### A block of data
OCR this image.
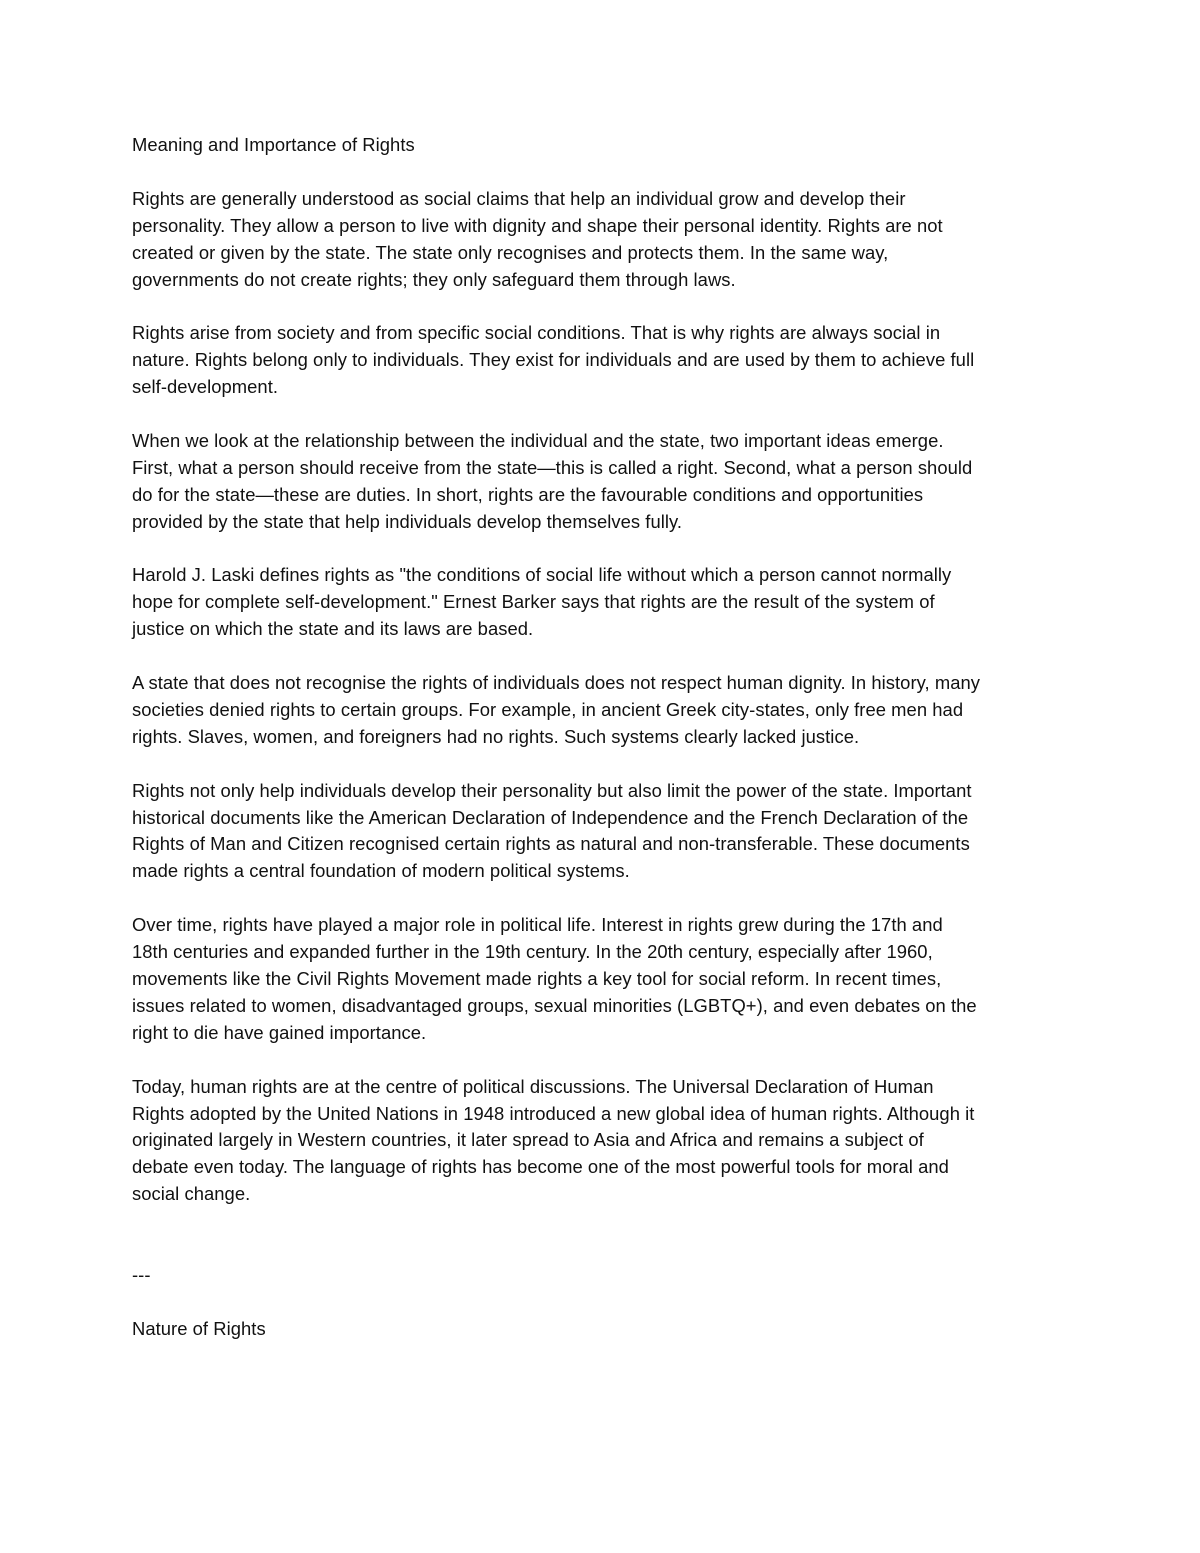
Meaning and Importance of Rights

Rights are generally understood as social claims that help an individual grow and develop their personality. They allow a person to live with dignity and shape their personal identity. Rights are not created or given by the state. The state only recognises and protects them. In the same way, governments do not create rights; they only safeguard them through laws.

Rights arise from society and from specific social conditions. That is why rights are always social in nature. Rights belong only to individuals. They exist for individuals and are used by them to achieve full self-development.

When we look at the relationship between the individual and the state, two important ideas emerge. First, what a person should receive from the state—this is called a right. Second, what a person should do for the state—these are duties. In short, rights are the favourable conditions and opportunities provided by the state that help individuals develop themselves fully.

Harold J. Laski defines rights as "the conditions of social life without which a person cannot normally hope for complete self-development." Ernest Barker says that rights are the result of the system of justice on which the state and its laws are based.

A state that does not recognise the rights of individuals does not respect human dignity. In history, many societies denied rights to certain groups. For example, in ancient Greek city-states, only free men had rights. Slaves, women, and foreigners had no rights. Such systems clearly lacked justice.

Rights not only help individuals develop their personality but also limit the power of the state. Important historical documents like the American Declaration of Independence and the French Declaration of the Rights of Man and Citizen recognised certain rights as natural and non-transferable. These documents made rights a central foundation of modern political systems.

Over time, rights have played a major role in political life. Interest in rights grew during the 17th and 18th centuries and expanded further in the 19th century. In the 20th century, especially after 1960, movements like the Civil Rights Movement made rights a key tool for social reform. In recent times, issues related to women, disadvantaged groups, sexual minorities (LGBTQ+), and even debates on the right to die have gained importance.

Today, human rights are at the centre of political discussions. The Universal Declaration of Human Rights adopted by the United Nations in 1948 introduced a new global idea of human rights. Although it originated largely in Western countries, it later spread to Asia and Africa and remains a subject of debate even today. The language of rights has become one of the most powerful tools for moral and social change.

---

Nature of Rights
==
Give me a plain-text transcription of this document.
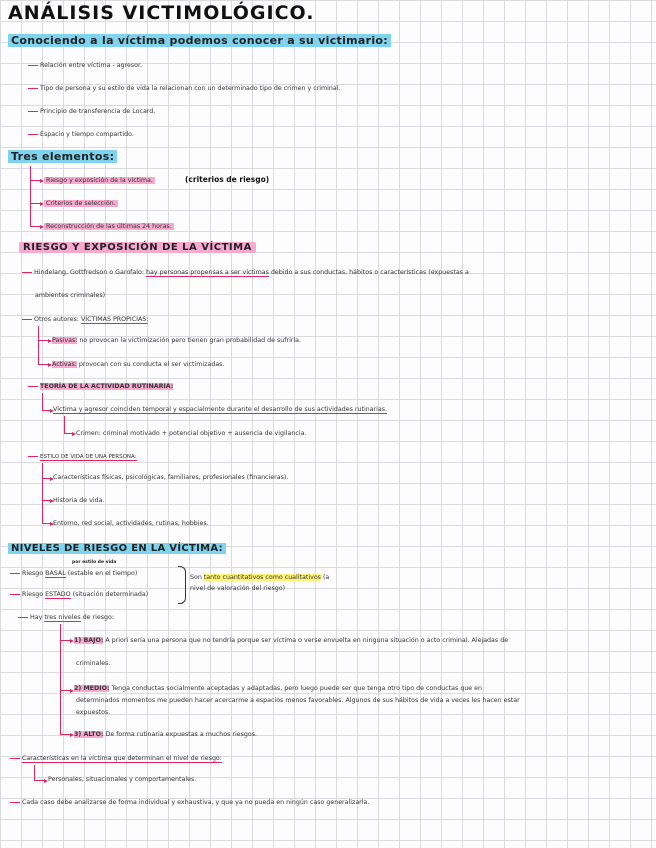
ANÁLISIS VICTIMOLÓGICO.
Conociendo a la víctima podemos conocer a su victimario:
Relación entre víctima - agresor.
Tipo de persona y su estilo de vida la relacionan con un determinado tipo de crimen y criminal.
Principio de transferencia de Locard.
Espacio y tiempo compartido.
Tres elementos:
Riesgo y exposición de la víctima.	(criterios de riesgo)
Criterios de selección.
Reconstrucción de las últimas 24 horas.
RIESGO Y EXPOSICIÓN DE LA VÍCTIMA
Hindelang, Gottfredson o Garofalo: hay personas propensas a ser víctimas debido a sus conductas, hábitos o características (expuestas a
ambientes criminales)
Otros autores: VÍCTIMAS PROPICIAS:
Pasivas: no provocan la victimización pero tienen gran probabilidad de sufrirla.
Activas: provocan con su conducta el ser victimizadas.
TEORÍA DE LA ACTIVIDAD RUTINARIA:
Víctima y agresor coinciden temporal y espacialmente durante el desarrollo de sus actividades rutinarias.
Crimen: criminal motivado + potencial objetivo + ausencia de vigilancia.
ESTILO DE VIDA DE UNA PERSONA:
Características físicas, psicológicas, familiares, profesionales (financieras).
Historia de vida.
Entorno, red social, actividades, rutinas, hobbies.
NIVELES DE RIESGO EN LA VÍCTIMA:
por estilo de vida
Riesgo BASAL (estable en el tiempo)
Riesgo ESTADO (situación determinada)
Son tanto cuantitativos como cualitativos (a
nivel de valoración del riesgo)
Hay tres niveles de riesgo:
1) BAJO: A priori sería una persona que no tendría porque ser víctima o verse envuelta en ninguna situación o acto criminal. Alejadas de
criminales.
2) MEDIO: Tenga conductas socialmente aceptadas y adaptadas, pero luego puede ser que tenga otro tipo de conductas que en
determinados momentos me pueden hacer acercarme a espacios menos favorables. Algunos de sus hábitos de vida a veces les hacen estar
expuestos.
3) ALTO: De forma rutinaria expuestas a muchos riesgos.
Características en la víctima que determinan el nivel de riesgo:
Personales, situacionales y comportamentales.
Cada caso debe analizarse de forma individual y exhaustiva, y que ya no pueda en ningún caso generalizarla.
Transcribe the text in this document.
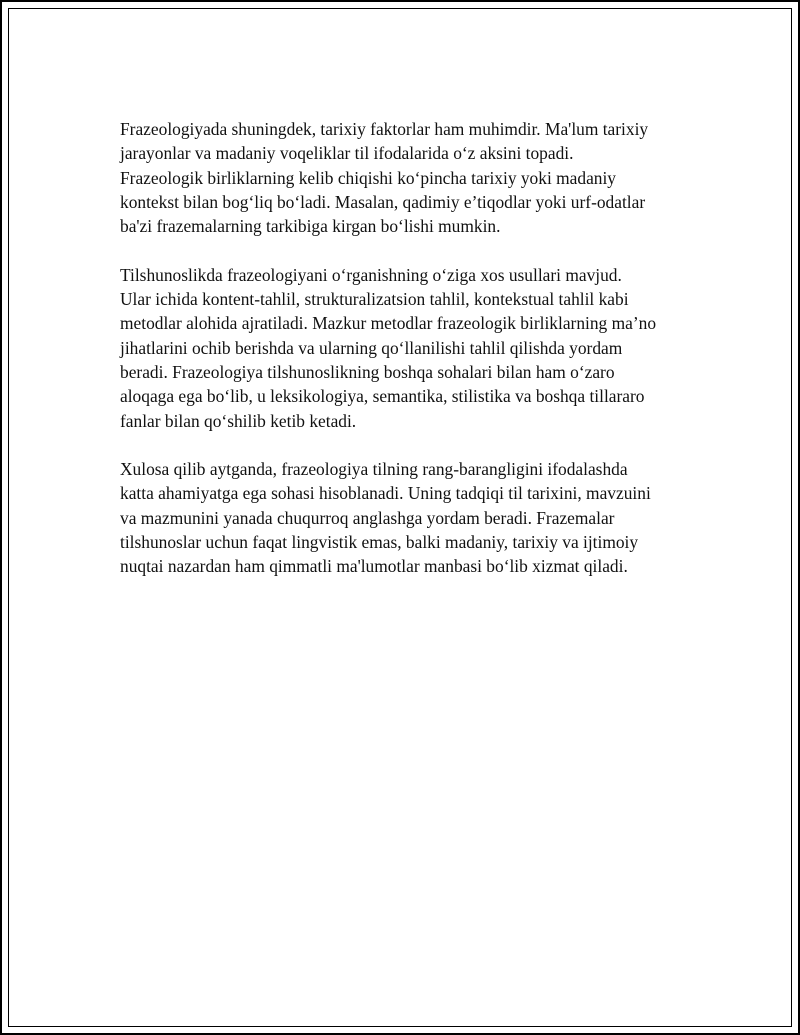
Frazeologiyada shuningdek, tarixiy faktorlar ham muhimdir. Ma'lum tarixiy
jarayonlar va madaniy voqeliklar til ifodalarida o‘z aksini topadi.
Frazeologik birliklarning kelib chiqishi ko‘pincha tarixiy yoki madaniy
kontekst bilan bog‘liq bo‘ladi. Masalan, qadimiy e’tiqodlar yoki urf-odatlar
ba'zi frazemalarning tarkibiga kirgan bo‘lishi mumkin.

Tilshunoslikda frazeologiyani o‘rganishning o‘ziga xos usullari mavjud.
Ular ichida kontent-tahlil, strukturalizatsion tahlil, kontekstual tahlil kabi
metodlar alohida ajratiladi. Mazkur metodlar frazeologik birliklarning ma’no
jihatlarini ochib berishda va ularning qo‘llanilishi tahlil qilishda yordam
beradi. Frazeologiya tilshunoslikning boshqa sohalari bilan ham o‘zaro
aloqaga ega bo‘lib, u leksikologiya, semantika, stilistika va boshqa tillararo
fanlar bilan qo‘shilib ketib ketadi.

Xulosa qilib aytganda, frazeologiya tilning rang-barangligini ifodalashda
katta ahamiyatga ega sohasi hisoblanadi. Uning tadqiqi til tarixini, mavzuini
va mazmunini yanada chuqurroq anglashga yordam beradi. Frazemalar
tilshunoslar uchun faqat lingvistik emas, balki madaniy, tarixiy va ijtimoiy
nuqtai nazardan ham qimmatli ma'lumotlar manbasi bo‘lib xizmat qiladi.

### Written request
Lines of the material that contain the word "beradi" are to be gathered.

### Answer to this exercise
beradi. Frazeologiya tilshunoslikning boshqa sohalari bilan ham o‘zaro
va mazmunini yanada chuqurroq anglashga yordam beradi. Frazemalar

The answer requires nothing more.